━━ Supplied information

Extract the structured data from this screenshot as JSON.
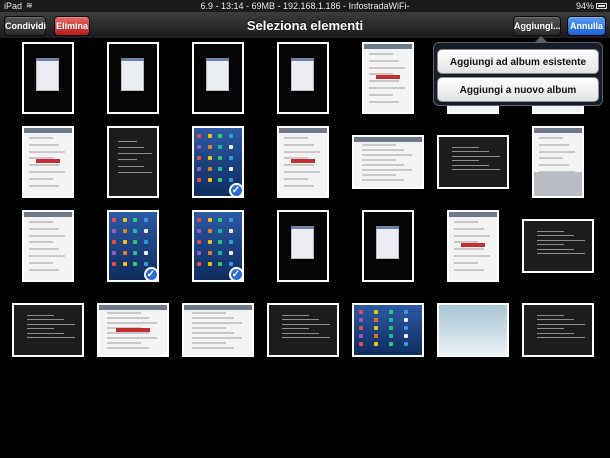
{
  "status_bar": {
    "device": "iPad",
    "center_text": "6.9 - 13:14 - 69MB - 192.168.1.186 - InfostradaWiFi-",
    "battery": "94%"
  },
  "nav": {
    "share_label": "Condividi",
    "delete_label": "Elimina",
    "title": "Seleziona elementi",
    "add_label": "Aggiungi...",
    "cancel_label": "Annulla"
  },
  "popover": {
    "items": [
      "Aggiungi ad album esistente",
      "Aggiungi a nuovo album"
    ]
  },
  "colors": {
    "accent_blue": "#2a6bd6",
    "delete_red": "#c0392b",
    "background": "#000000"
  },
  "thumbnails": [
    {
      "kind": "portrait-black",
      "selected": false
    },
    {
      "kind": "portrait-black",
      "selected": false
    },
    {
      "kind": "portrait-black",
      "selected": false
    },
    {
      "kind": "portrait-black",
      "selected": false
    },
    {
      "kind": "portrait-settings",
      "selected": false
    },
    {
      "kind": "portrait-doc",
      "selected": false
    },
    {
      "kind": "portrait-doc",
      "selected": false
    },
    {
      "kind": "portrait-doc",
      "selected": false
    },
    {
      "kind": "portrait-dark",
      "selected": false
    },
    {
      "kind": "portrait-homescreen",
      "selected": true
    },
    {
      "kind": "portrait-settings",
      "selected": false
    },
    {
      "kind": "landscape-doc",
      "selected": false
    },
    {
      "kind": "landscape-dark",
      "selected": false
    },
    {
      "kind": "portrait-keyboard",
      "selected": false
    },
    {
      "kind": "portrait-doc",
      "selected": false
    },
    {
      "kind": "portrait-homescreen",
      "selected": true
    },
    {
      "kind": "portrait-homescreen",
      "selected": true
    },
    {
      "kind": "portrait-black",
      "selected": false
    },
    {
      "kind": "portrait-black",
      "selected": false
    },
    {
      "kind": "portrait-doc",
      "selected": false
    },
    {
      "kind": "landscape-dark",
      "selected": false
    },
    {
      "kind": "landscape-dark",
      "selected": false
    },
    {
      "kind": "landscape-doc",
      "selected": false
    },
    {
      "kind": "landscape-doc",
      "selected": false
    },
    {
      "kind": "landscape-dark",
      "selected": false
    },
    {
      "kind": "landscape-homescreen",
      "selected": false
    },
    {
      "kind": "landscape-wallpaper",
      "selected": false
    },
    {
      "kind": "landscape-dark",
      "selected": false
    }
  ]
}
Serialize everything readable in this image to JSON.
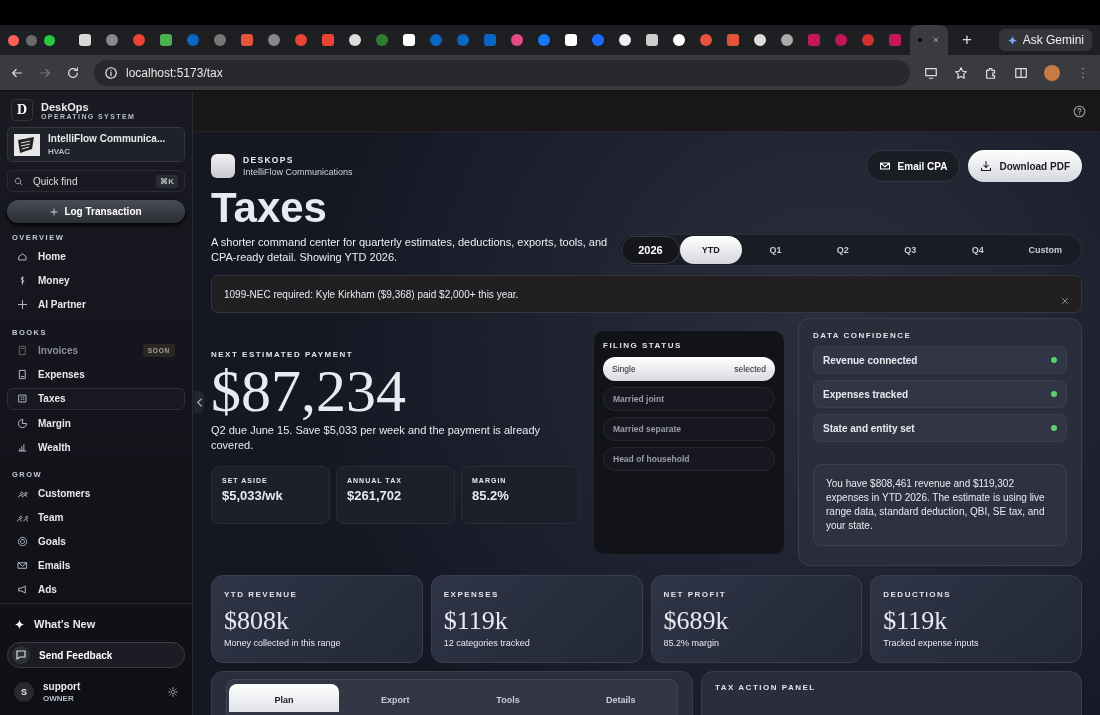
{
  "browser": {
    "new_tab": "+",
    "gemini": "Ask Gemini",
    "address": "localhost:5173/tax"
  },
  "sidebar": {
    "brand": {
      "letter": "D",
      "name": "DeskOps",
      "tagline": "OPERATING SYSTEM"
    },
    "company": {
      "name": "IntelliFlow Communica...",
      "industry": "HVAC"
    },
    "quick_find": {
      "placeholder": "Quick find",
      "shortcut": "⌘K"
    },
    "log_button": "Log Transaction",
    "sections": [
      {
        "title": "OVERVIEW",
        "items": [
          {
            "label": "Home",
            "selected": false,
            "disabled": false
          },
          {
            "label": "Money",
            "selected": false,
            "disabled": false
          },
          {
            "label": "AI Partner",
            "selected": false,
            "disabled": false
          }
        ]
      },
      {
        "title": "BOOKS",
        "items": [
          {
            "label": "Invoices",
            "selected": false,
            "disabled": true,
            "badge": "SOON"
          },
          {
            "label": "Expenses",
            "selected": false,
            "disabled": false
          },
          {
            "label": "Taxes",
            "selected": true,
            "disabled": false
          },
          {
            "label": "Margin",
            "selected": false,
            "disabled": false
          },
          {
            "label": "Wealth",
            "selected": false,
            "disabled": false
          }
        ]
      },
      {
        "title": "GROW",
        "items": [
          {
            "label": "Customers",
            "selected": false,
            "disabled": false
          },
          {
            "label": "Team",
            "selected": false,
            "disabled": false
          },
          {
            "label": "Goals",
            "selected": false,
            "disabled": false
          },
          {
            "label": "Emails",
            "selected": false,
            "disabled": false
          },
          {
            "label": "Ads",
            "selected": false,
            "disabled": false
          }
        ]
      }
    ],
    "whats_new": "What's New",
    "feedback": "Send Feedback",
    "user": {
      "initial": "S",
      "name": "support",
      "role": "OWNER"
    }
  },
  "header": {
    "brand": "DESKOPS",
    "company": "IntelliFlow Communications",
    "buttons": [
      {
        "label": "Email CPA",
        "kind": "secondary"
      },
      {
        "label": "Download PDF",
        "kind": "primary"
      }
    ]
  },
  "title": "Taxes",
  "description": "A shorter command center for quarterly estimates, deductions, exports, tools, and CPA-ready detail. Showing YTD 2026.",
  "year": "2026",
  "periods": [
    {
      "label": "YTD",
      "selected": true
    },
    {
      "label": "Q1",
      "selected": false
    },
    {
      "label": "Q2",
      "selected": false
    },
    {
      "label": "Q3",
      "selected": false
    },
    {
      "label": "Q4",
      "selected": false
    },
    {
      "label": "Custom",
      "selected": false
    }
  ],
  "alert": "1099-NEC required: Kyle Kirkham ($9,368) paid $2,000+ this year.",
  "payment": {
    "label": "NEXT ESTIMATED PAYMENT",
    "amount": "$87,234",
    "note": "Q2 due June 15. Save $5,033 per week and the payment is already covered.",
    "stats": [
      {
        "label": "SET ASIDE",
        "value": "$5,033/wk"
      },
      {
        "label": "ANNUAL TAX",
        "value": "$261,702"
      },
      {
        "label": "MARGIN",
        "value": "85.2%"
      }
    ]
  },
  "filing_status": {
    "title": "FILING STATUS",
    "options": [
      {
        "label": "Single",
        "selected": true,
        "tag": "selected"
      },
      {
        "label": "Married joint",
        "selected": false
      },
      {
        "label": "Married separate",
        "selected": false
      },
      {
        "label": "Head of household",
        "selected": false
      }
    ]
  },
  "data_confidence": {
    "title": "DATA CONFIDENCE",
    "items": [
      {
        "label": "Revenue connected",
        "ok": true
      },
      {
        "label": "Expenses tracked",
        "ok": true
      },
      {
        "label": "State and entity set",
        "ok": true
      }
    ],
    "summary": "You have $808,461 revenue and $119,302 expenses in YTD 2026. The estimate is using live range data, standard deduction, QBI, SE tax, and your state."
  },
  "metrics": [
    {
      "label": "YTD REVENUE",
      "value": "$808k",
      "note": "Money collected in this range"
    },
    {
      "label": "EXPENSES",
      "value": "$119k",
      "note": "12 categories tracked"
    },
    {
      "label": "NET PROFIT",
      "value": "$689k",
      "note": "85.2% margin"
    },
    {
      "label": "DEDUCTIONS",
      "value": "$119k",
      "note": "Tracked expense inputs"
    }
  ],
  "plan_tabs": [
    {
      "label": "Plan",
      "selected": true
    },
    {
      "label": "Export",
      "selected": false
    },
    {
      "label": "Tools",
      "selected": false
    },
    {
      "label": "Details",
      "selected": false
    }
  ],
  "action_panel": {
    "title": "TAX ACTION PANEL"
  }
}
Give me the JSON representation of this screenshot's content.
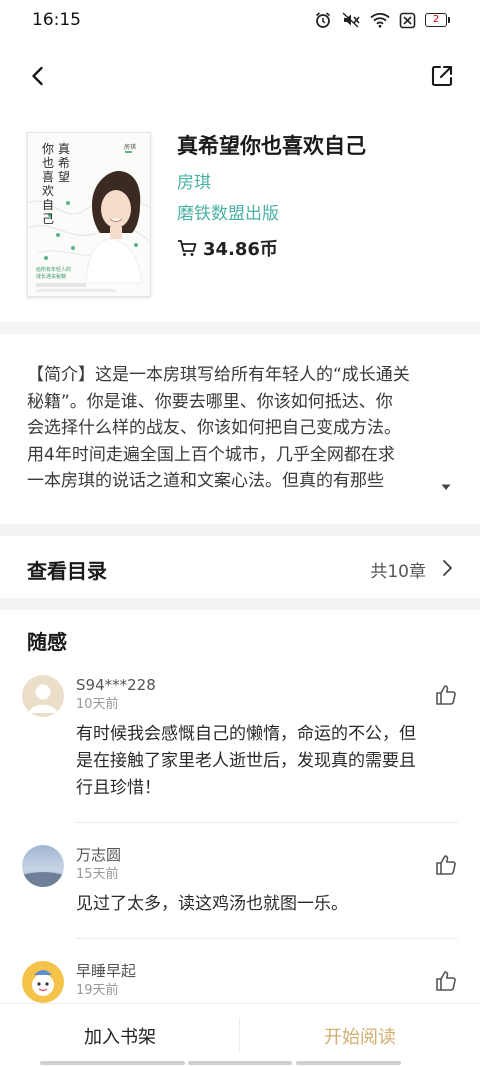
{
  "status_bar": {
    "time": "16:15",
    "battery_level": "2",
    "icons": [
      "alarm-icon",
      "mute-icon",
      "wifi-icon",
      "sim-disabled-icon",
      "battery-icon"
    ]
  },
  "nav": {
    "back_icon": "chevron-left-icon",
    "share_icon": "share-icon"
  },
  "book": {
    "title": "真希望你也喜欢自己",
    "author": "房琪",
    "publisher": "磨铁数盟出版",
    "price": "34.86币",
    "cart_icon": "cart-icon",
    "cover": {
      "title_col1": "真希望",
      "title_col2": "你也喜欢自己",
      "author_small": "房琪",
      "tagline_1": "给所有年轻人的",
      "tagline_2": "成长通关秘籍"
    }
  },
  "intro": {
    "lines": [
      "【简介】这是一本房琪写给所有年轻人的“成长通关",
      "秘籍”。你是谁、你要去哪里、你该如何抵达、你",
      "会选择什么样的战友、你该如何把自己变成方法。",
      "用4年时间走遍全国上百个城市，几乎全网都在求",
      "一本房琪的说话之道和文案心法。但真的有那些"
    ],
    "expand_icon": "triangle-down-icon"
  },
  "toc": {
    "label": "查看目录",
    "count": "共10章",
    "chevron_icon": "chevron-right-icon"
  },
  "notes": {
    "heading": "随感",
    "comments": [
      {
        "name": "S94***228",
        "time": "10天前",
        "body_lines": [
          "有时候我会感慨自己的懒惰，命运的不公，但",
          "是在接触了家里老人逝世后，发现真的需要且",
          "行且珍惜！"
        ],
        "avatar": "default-avatar-icon",
        "like_icon": "thumbs-up-icon"
      },
      {
        "name": "万志圆",
        "time": "15天前",
        "body_lines": [
          "见过了太多，读这鸡汤也就图一乐。"
        ],
        "avatar": "sky-avatar-icon",
        "like_icon": "thumbs-up-icon"
      },
      {
        "name": "早睡早起",
        "time": "19天前",
        "body_lines": [],
        "avatar": "cartoon-avatar-icon",
        "like_icon": "thumbs-up-icon"
      }
    ]
  },
  "bottom": {
    "shelf_label": "加入书架",
    "read_label": "开始阅读"
  },
  "colors": {
    "accent_teal": "#4cb2a4",
    "read_gold": "#d3ae6e",
    "band_gray": "#f3f3f3"
  }
}
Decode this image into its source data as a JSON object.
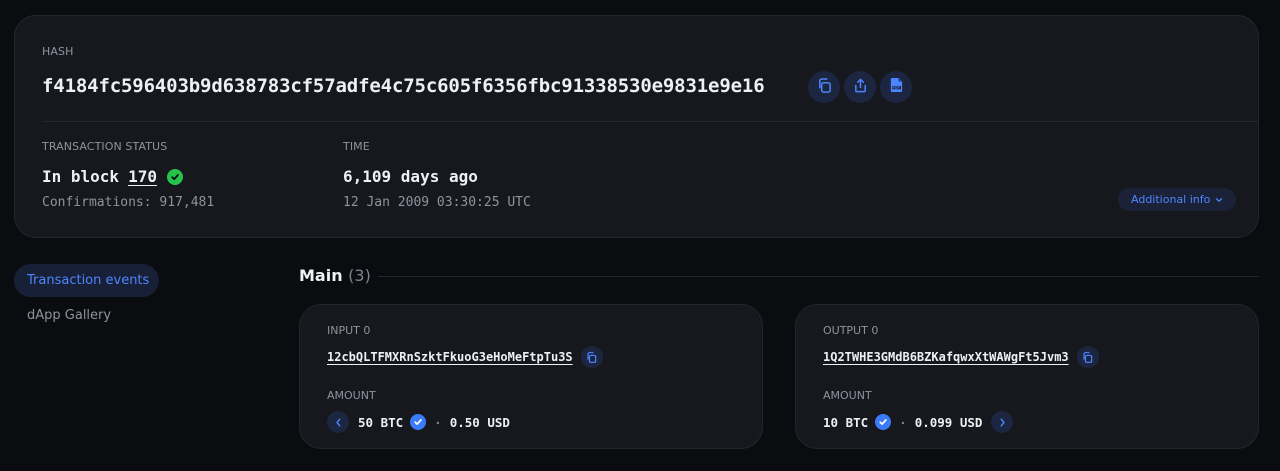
{
  "transaction": {
    "hash_label": "HASH",
    "hash": "f4184fc596403b9d638783cf57adfe4c75c605f6356fbc91338530e9831e9e16",
    "status_label": "TRANSACTION STATUS",
    "status_prefix": "In block",
    "block_number": "170",
    "confirmations": "Confirmations: 917,481",
    "time_label": "TIME",
    "time_ago": "6,109 days ago",
    "time_date": "12 Jan 2009 03:30:25 UTC",
    "additional_info": "Additional info"
  },
  "icons": {
    "copy": "copy-icon",
    "share": "share-icon",
    "pdf": "pdf-icon",
    "check": "check-circle-icon",
    "chevron_down": "chevron-down-icon",
    "chevron_left": "chevron-left-icon",
    "chevron_right": "chevron-right-icon"
  },
  "nav": {
    "items": [
      {
        "label": "Transaction events",
        "active": true
      },
      {
        "label": "dApp Gallery",
        "active": false
      }
    ]
  },
  "main": {
    "title": "Main",
    "count": "(3)",
    "input": {
      "label": "INPUT 0",
      "address": "12cbQLTFMXRnSzktFkuoG3eHoMeFtpTu3S",
      "amount_label": "AMOUNT",
      "amount": "50 BTC",
      "usd": "0.50 USD"
    },
    "output": {
      "label": "OUTPUT 0",
      "address": "1Q2TWHE3GMdB6BZKafqwxXtWAWgFt5Jvm3",
      "amount_label": "AMOUNT",
      "amount": "10 BTC",
      "usd": "0.099 USD"
    }
  },
  "colors": {
    "background": "#0b0c10",
    "card": "#16181e",
    "accent": "#4d85ff",
    "success": "#27c24c"
  }
}
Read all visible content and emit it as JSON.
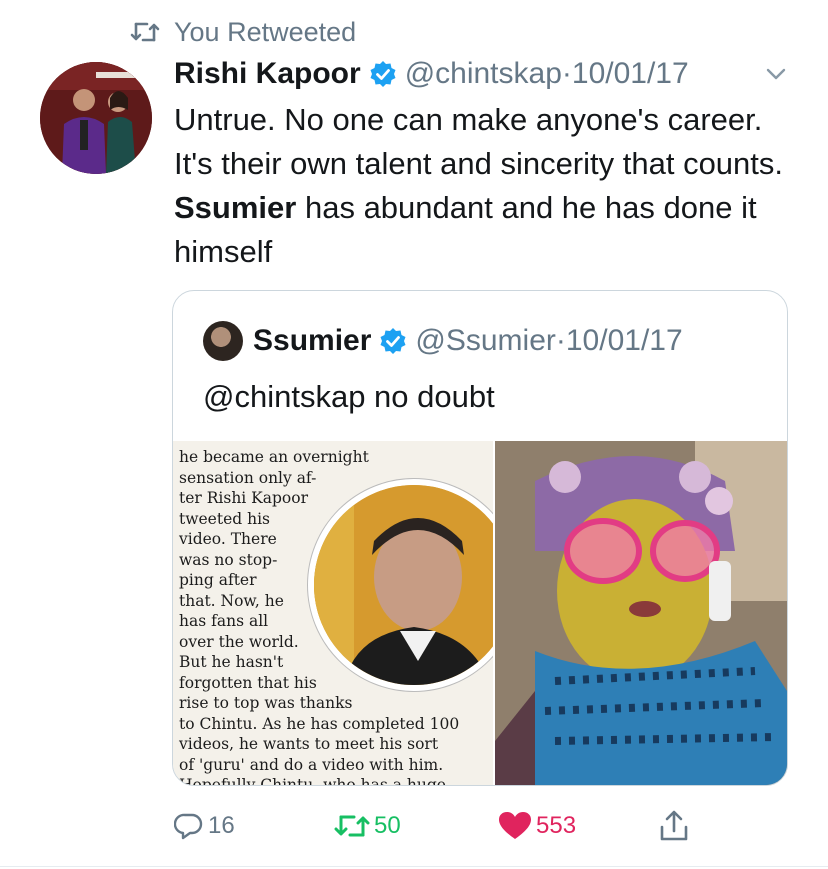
{
  "retweet_banner": {
    "label": "You Retweeted"
  },
  "tweet": {
    "author_name": "Rishi Kapoor",
    "handle": "@chintskap",
    "separator": "·",
    "date": "10/01/17",
    "text_parts": {
      "before_bold": "Untrue. No one can make anyone's career. It's their own talent and sincerity that counts.",
      "bold": "Ssumier",
      "after_bold": "has abundant and he has done it himself"
    }
  },
  "quoted_tweet": {
    "author_name": "Ssumier",
    "handle": "@Ssumier",
    "separator": "·",
    "date": "10/01/17",
    "text": "@chintskap  no doubt",
    "newspaper_lines": [
      "he became an overnight",
      "sensation only af-",
      "ter Rishi Kapoor",
      "tweeted his",
      "video. There",
      "was no stop-",
      "ping after",
      "that. Now, he",
      "has fans all",
      "over the world.",
      "But he hasn't",
      "forgotten that his",
      "rise to top was thanks",
      "to Chintu. As he has completed 100",
      "videos, he wants to meet his sort",
      "of 'guru' and do a video with him.",
      "Hopefully Chintu, who has a huge"
    ]
  },
  "actions": {
    "reply_count": "16",
    "retweet_count": "50",
    "like_count": "553"
  },
  "colors": {
    "verified": "#1da1f2",
    "retweet_active": "#17bf63",
    "like_active": "#e0245e",
    "secondary_text": "#657786"
  },
  "icons": [
    "retweet-icon",
    "verified-badge-icon",
    "chevron-down-icon",
    "reply-icon",
    "heart-icon",
    "share-icon"
  ]
}
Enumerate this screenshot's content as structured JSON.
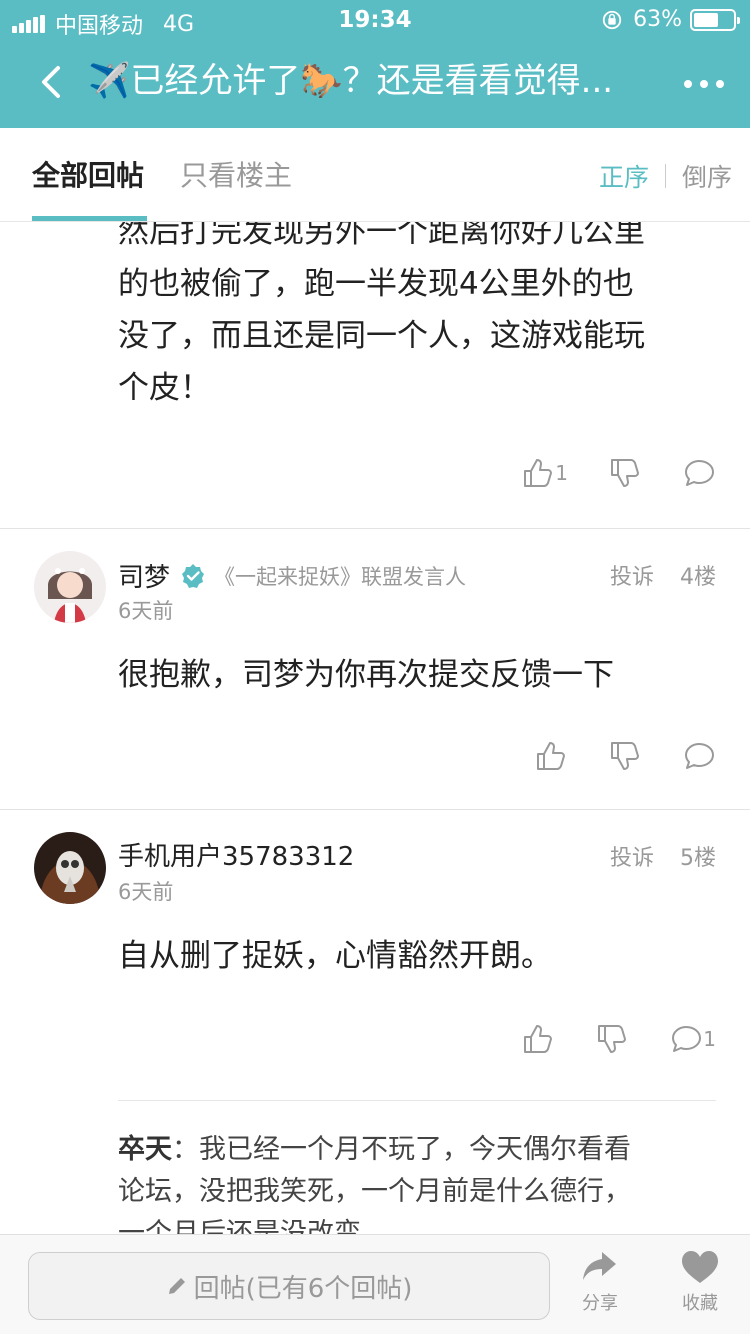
{
  "status_bar": {
    "carrier": "中国移动",
    "network": "4G",
    "time": "19:34",
    "battery": "63%",
    "battery_level": 0.63
  },
  "nav": {
    "title": "✈️已经允许了🐎？还是看看觉得...",
    "back_icon": "chevron-left-icon",
    "more_icon": "more-dots-icon"
  },
  "tabs": {
    "all": "全部回帖",
    "owner_only": "只看楼主",
    "sort_asc": "正序",
    "sort_desc": "倒序"
  },
  "floor3": {
    "text_lines": [
      "然后打完发现另外一个距离你好几公里",
      "的也被偷了，跑一半发现4公里外的也",
      "没了，而且还是同一个人，这游戏能玩",
      "个皮！"
    ],
    "likes": "1"
  },
  "floor4": {
    "username": "司梦",
    "user_title": "《一起来捉妖》联盟发言人",
    "time": "6天前",
    "report": "投诉",
    "floor": "4楼",
    "text": "很抱歉，司梦为你再次提交反馈一下"
  },
  "floor5": {
    "username": "手机用户35783312",
    "time": "6天前",
    "report": "投诉",
    "floor": "5楼",
    "text": "自从删了捉妖，心情豁然开朗。",
    "comments": "1",
    "reply": {
      "user": "卒天",
      "sep": "：",
      "lines": [
        "我已经一个月不玩了，今天偶尔看看",
        "论坛，没把我笑死，一个月前是什么德行，",
        "一个月后还是没改变......"
      ]
    }
  },
  "bottom": {
    "reply_placeholder": "回帖(已有6个回帖)",
    "share": "分享",
    "favorite": "收藏"
  },
  "colors": {
    "accent": "#5bbdc4",
    "muted": "#999999",
    "text": "#222222"
  }
}
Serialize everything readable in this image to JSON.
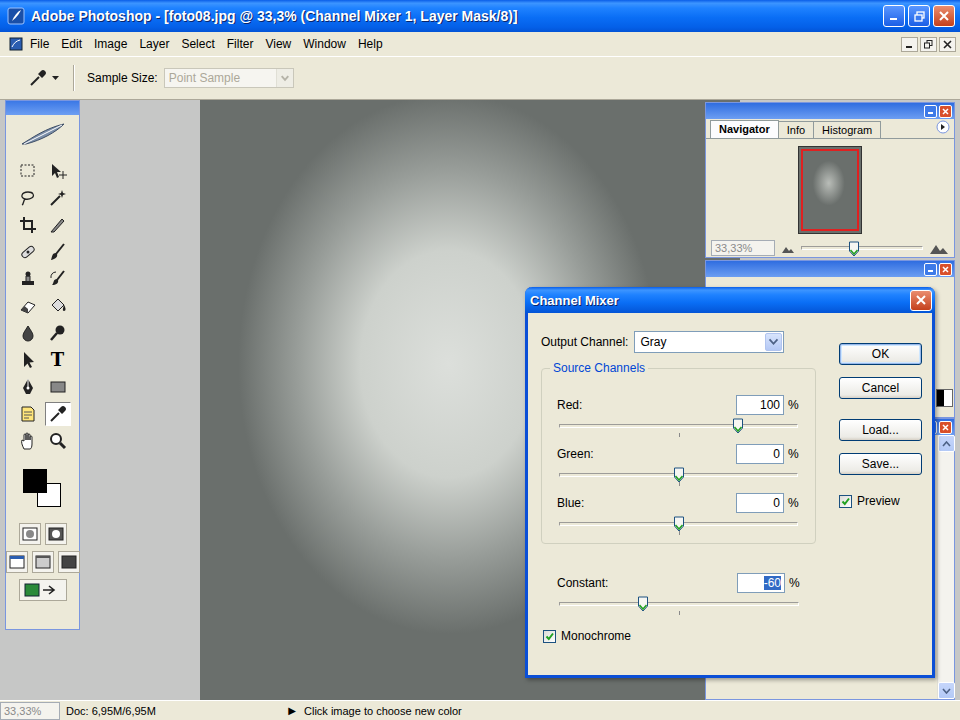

━━━━

## Stated exercise
Say how many lines of the listing above contain "background", with no other words.

## Result for this task
2